Exercise prompt:
Each record that follows should be repeated exactly, minus any images.

- - -

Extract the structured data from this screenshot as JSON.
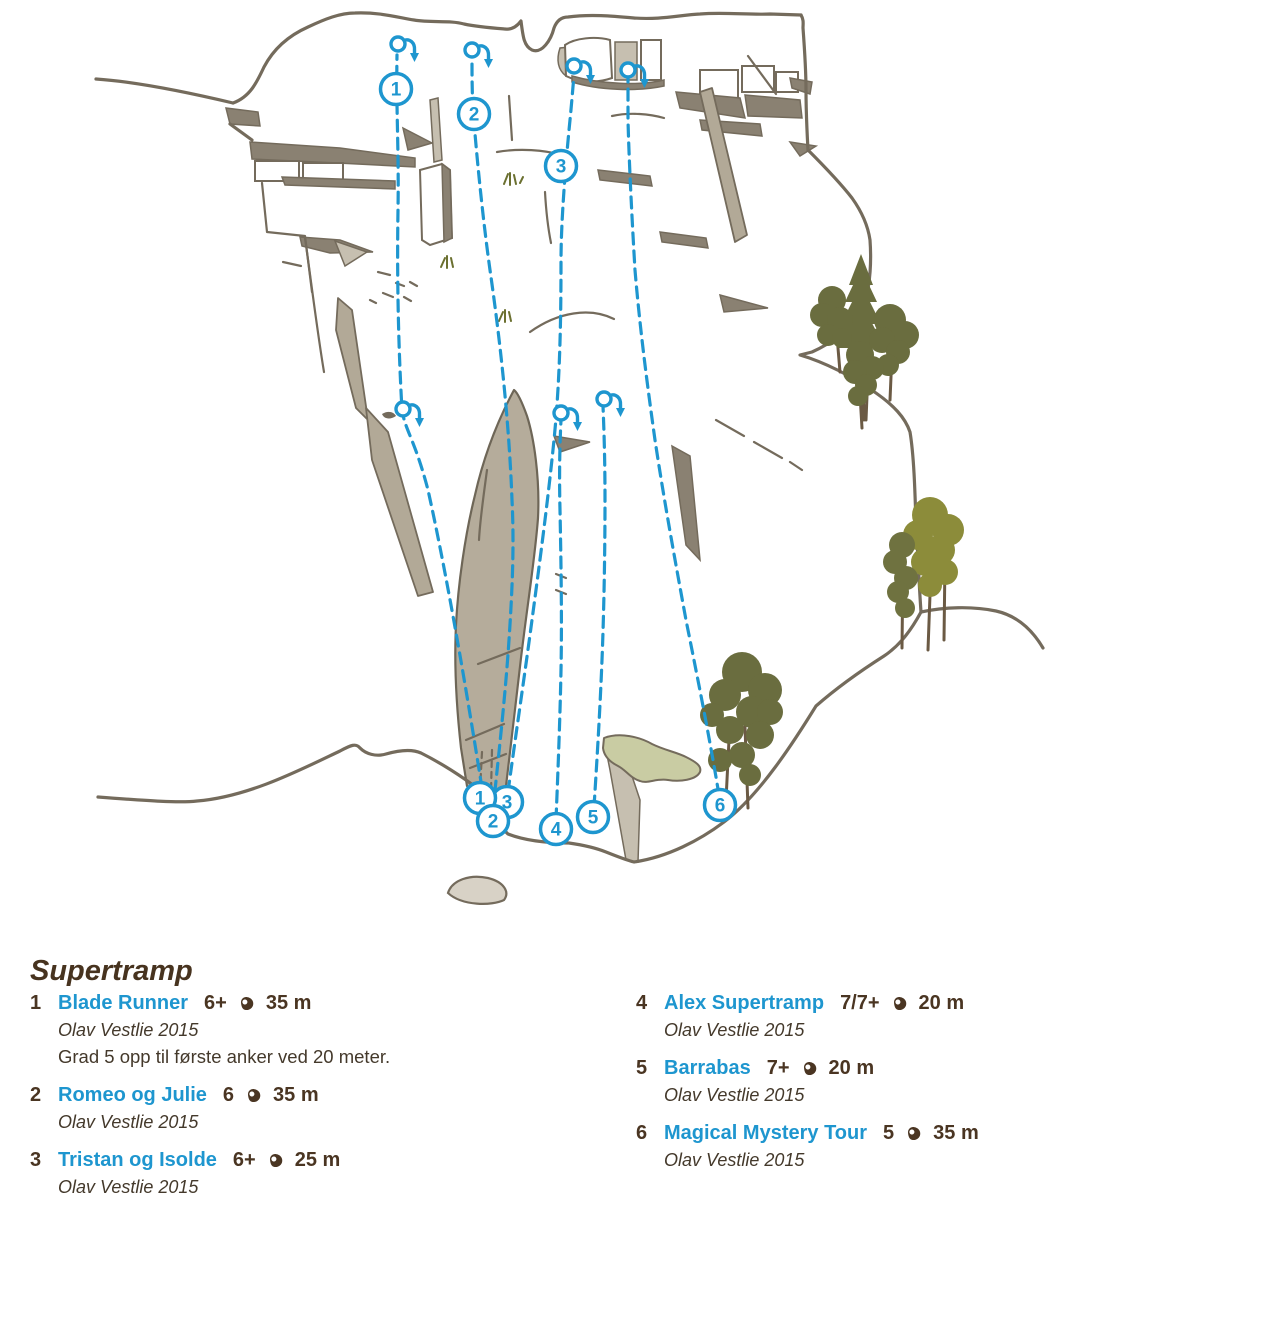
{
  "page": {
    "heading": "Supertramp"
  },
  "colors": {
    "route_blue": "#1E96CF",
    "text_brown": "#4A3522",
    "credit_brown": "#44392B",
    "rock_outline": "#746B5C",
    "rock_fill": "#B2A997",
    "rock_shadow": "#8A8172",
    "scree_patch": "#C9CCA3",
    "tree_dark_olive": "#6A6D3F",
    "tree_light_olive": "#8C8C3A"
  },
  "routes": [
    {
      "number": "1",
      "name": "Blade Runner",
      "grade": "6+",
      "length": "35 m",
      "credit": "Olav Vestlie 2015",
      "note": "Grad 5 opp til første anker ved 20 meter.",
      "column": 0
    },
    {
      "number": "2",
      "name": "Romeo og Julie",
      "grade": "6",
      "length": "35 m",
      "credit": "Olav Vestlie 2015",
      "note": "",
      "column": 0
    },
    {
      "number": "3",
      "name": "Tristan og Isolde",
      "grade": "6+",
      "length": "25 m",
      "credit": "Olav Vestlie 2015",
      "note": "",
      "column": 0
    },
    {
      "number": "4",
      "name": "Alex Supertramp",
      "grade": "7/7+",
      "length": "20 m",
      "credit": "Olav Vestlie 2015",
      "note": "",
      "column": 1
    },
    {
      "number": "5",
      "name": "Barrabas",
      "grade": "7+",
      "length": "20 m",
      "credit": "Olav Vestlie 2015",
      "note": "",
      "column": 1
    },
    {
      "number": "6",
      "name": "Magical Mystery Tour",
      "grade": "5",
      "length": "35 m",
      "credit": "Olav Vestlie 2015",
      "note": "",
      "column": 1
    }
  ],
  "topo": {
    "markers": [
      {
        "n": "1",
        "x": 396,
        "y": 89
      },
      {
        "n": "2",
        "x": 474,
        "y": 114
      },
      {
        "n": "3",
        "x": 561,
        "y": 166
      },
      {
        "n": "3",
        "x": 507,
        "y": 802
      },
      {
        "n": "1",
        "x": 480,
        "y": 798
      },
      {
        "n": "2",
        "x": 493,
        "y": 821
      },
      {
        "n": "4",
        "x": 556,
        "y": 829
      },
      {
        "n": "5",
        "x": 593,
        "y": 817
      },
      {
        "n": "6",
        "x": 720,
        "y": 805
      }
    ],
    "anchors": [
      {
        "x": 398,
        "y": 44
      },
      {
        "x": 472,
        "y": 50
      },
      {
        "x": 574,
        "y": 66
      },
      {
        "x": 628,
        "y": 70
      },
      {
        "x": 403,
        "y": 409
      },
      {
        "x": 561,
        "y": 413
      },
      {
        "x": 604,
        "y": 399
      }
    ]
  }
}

- - -

Exercise response:
Extract the structured data from this screenshot as JSON.
{
  "page": {
    "heading": "Supertramp"
  },
  "colors": {
    "route_blue": "#1E96CF",
    "text_brown": "#4A3522",
    "credit_brown": "#44392B",
    "rock_outline": "#746B5C",
    "rock_fill": "#B2A997",
    "rock_shadow": "#8A8172",
    "scree_patch": "#C9CCA3",
    "tree_dark_olive": "#6A6D3F",
    "tree_light_olive": "#8C8C3A"
  },
  "routes": [
    {
      "number": "1",
      "name": "Blade Runner",
      "grade": "6+",
      "length": "35 m",
      "credit": "Olav Vestlie 2015",
      "note": "Grad 5 opp til første anker ved 20 meter.",
      "column": 0
    },
    {
      "number": "2",
      "name": "Romeo og Julie",
      "grade": "6",
      "length": "35 m",
      "credit": "Olav Vestlie 2015",
      "note": "",
      "column": 0
    },
    {
      "number": "3",
      "name": "Tristan og Isolde",
      "grade": "6+",
      "length": "25 m",
      "credit": "Olav Vestlie 2015",
      "note": "",
      "column": 0
    },
    {
      "number": "4",
      "name": "Alex Supertramp",
      "grade": "7/7+",
      "length": "20 m",
      "credit": "Olav Vestlie 2015",
      "note": "",
      "column": 1
    },
    {
      "number": "5",
      "name": "Barrabas",
      "grade": "7+",
      "length": "20 m",
      "credit": "Olav Vestlie 2015",
      "note": "",
      "column": 1
    },
    {
      "number": "6",
      "name": "Magical Mystery Tour",
      "grade": "5",
      "length": "35 m",
      "credit": "Olav Vestlie 2015",
      "note": "",
      "column": 1
    }
  ],
  "topo": {
    "markers": [
      {
        "n": "1",
        "x": 396,
        "y": 89
      },
      {
        "n": "2",
        "x": 474,
        "y": 114
      },
      {
        "n": "3",
        "x": 561,
        "y": 166
      },
      {
        "n": "3",
        "x": 507,
        "y": 802
      },
      {
        "n": "1",
        "x": 480,
        "y": 798
      },
      {
        "n": "2",
        "x": 493,
        "y": 821
      },
      {
        "n": "4",
        "x": 556,
        "y": 829
      },
      {
        "n": "5",
        "x": 593,
        "y": 817
      },
      {
        "n": "6",
        "x": 720,
        "y": 805
      }
    ],
    "anchors": [
      {
        "x": 398,
        "y": 44
      },
      {
        "x": 472,
        "y": 50
      },
      {
        "x": 574,
        "y": 66
      },
      {
        "x": 628,
        "y": 70
      },
      {
        "x": 403,
        "y": 409
      },
      {
        "x": 561,
        "y": 413
      },
      {
        "x": 604,
        "y": 399
      }
    ]
  }
}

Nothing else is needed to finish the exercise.